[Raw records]

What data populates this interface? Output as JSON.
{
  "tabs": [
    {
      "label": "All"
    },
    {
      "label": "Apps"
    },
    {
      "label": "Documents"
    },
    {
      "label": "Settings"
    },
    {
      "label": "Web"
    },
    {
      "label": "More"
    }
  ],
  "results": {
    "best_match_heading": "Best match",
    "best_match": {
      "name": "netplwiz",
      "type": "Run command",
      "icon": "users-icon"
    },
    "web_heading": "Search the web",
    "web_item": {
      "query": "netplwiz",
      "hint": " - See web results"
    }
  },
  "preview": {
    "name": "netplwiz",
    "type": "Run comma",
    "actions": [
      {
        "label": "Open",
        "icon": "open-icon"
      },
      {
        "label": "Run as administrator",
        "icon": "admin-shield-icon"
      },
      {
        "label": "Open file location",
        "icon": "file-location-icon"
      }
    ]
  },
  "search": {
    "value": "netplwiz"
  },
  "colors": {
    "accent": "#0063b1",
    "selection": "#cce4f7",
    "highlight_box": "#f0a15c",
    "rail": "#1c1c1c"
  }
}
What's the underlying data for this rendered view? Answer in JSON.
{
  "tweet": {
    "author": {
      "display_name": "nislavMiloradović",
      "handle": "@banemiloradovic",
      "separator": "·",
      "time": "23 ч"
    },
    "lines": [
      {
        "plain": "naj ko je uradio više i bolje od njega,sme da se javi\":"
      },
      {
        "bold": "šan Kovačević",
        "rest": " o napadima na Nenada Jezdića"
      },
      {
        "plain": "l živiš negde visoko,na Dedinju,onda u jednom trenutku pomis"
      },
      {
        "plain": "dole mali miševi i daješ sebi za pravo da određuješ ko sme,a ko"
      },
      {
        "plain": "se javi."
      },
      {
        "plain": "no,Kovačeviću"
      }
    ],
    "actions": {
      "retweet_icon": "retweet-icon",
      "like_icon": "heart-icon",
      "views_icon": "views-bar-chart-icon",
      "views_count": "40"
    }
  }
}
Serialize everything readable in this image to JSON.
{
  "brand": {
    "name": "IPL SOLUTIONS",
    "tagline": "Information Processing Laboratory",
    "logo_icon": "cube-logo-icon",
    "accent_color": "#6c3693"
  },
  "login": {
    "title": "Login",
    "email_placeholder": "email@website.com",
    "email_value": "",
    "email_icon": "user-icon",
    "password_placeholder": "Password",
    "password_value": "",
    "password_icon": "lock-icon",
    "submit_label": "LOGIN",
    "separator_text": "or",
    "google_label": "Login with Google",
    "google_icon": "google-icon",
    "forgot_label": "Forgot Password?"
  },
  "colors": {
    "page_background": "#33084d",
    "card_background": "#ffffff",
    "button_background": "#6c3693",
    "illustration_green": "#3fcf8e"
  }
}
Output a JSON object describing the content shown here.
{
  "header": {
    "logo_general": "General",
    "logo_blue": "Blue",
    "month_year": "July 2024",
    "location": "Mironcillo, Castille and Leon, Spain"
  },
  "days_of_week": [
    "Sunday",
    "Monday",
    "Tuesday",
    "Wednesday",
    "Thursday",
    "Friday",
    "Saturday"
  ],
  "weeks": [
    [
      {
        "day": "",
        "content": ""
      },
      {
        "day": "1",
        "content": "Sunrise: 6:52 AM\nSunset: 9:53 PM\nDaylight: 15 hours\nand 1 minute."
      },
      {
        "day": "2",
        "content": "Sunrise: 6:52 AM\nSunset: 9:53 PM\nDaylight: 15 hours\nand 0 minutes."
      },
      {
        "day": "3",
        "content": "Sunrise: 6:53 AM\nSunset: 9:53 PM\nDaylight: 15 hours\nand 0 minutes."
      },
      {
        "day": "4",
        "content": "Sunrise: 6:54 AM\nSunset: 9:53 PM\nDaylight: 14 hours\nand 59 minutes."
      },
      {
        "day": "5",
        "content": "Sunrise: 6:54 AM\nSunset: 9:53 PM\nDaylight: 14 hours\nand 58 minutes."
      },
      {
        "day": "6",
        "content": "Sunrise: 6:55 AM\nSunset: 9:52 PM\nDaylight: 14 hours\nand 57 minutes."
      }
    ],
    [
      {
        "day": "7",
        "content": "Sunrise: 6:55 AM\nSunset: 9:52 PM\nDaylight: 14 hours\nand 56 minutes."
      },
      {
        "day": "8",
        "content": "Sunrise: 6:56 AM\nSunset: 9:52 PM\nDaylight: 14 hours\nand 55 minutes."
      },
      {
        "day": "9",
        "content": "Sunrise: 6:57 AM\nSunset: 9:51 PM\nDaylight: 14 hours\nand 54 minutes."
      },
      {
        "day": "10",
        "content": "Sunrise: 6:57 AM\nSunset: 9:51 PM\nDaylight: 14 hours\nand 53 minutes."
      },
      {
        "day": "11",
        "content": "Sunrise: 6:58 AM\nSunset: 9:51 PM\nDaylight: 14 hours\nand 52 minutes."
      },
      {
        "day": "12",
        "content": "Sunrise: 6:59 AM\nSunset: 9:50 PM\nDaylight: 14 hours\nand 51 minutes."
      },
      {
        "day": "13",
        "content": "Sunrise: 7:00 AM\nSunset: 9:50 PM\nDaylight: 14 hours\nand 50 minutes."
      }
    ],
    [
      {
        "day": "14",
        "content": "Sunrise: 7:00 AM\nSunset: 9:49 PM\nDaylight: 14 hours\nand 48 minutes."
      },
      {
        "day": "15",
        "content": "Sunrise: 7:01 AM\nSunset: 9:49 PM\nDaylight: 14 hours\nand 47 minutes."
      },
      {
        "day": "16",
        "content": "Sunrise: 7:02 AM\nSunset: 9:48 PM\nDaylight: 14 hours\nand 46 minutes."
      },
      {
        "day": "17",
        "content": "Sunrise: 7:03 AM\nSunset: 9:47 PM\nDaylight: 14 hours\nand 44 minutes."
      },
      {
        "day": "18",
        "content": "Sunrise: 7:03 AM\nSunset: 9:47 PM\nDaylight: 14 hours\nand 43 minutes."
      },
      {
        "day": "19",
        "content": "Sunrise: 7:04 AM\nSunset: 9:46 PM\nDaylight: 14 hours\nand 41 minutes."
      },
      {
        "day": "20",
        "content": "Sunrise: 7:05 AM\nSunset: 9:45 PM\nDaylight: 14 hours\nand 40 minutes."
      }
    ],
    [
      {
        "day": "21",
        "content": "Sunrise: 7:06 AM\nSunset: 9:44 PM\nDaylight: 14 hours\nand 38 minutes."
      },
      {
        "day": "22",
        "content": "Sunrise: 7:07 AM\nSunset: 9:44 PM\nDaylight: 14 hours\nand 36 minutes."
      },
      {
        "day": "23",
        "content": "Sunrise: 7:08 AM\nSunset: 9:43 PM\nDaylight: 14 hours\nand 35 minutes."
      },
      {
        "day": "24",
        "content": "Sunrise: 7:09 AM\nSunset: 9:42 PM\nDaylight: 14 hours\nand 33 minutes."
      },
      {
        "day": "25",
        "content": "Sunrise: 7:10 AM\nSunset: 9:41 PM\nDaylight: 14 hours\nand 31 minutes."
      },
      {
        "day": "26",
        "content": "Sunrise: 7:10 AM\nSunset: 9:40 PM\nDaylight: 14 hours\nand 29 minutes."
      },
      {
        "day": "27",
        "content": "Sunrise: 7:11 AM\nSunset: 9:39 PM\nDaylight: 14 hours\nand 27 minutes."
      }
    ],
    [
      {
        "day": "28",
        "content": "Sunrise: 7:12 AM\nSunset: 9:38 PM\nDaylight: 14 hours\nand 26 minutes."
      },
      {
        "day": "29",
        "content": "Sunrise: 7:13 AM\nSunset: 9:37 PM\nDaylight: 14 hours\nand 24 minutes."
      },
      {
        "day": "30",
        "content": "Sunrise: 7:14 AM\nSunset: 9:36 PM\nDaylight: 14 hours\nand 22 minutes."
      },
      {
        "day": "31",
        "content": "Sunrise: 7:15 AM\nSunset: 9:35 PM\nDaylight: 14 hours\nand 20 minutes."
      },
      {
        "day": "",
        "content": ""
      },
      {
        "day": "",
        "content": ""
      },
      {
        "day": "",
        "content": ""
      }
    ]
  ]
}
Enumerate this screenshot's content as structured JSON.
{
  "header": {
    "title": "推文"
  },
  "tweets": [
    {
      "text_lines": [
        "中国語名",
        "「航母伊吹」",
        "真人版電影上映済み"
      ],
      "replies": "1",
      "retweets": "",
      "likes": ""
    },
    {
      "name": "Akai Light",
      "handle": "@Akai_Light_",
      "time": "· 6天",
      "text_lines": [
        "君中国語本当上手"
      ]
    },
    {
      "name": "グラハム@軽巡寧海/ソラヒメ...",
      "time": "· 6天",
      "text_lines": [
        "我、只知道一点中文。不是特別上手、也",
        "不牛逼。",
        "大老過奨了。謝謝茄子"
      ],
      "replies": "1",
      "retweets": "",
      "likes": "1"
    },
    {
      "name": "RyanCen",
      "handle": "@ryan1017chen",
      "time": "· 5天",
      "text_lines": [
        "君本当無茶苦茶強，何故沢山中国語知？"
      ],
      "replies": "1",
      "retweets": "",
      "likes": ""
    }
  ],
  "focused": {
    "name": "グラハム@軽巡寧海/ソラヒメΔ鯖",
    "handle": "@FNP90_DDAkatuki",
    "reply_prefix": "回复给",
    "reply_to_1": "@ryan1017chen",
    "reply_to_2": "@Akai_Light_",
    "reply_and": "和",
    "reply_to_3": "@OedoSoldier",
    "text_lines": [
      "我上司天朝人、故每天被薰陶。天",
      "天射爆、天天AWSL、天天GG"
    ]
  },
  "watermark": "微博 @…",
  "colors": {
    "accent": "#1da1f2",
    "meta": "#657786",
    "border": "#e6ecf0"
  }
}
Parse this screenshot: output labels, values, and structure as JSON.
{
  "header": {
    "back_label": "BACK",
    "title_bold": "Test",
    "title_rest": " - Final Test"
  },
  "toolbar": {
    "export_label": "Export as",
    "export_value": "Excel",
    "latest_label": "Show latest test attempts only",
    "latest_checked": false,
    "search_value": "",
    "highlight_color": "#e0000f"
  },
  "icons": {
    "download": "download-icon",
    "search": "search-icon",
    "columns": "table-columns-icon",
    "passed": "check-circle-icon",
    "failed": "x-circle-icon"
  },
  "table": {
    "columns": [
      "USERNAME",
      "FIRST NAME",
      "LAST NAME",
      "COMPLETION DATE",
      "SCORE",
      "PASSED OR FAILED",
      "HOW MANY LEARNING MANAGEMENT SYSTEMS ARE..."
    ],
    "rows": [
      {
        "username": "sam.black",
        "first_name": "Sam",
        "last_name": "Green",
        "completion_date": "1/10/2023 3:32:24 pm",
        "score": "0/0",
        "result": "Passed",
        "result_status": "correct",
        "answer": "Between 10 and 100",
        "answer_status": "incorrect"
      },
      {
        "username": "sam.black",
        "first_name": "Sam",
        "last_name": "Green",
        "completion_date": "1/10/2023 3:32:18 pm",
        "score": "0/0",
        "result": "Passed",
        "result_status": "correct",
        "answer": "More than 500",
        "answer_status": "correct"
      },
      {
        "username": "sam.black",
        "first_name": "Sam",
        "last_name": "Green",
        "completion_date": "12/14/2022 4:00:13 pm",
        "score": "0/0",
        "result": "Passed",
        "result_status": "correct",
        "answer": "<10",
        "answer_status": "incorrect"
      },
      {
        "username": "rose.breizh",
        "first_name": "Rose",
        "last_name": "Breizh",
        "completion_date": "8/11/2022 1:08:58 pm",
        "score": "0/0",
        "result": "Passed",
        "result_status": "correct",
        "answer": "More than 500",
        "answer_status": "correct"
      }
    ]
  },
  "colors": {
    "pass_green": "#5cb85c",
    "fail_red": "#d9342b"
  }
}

__Directions__: Show every line from the entries above in which the word "screenshot" appears.

__Expected answer__:
Enumerate this screenshot's content as structured JSON.
Parse this screenshot: output labels, values, and structure as JSON.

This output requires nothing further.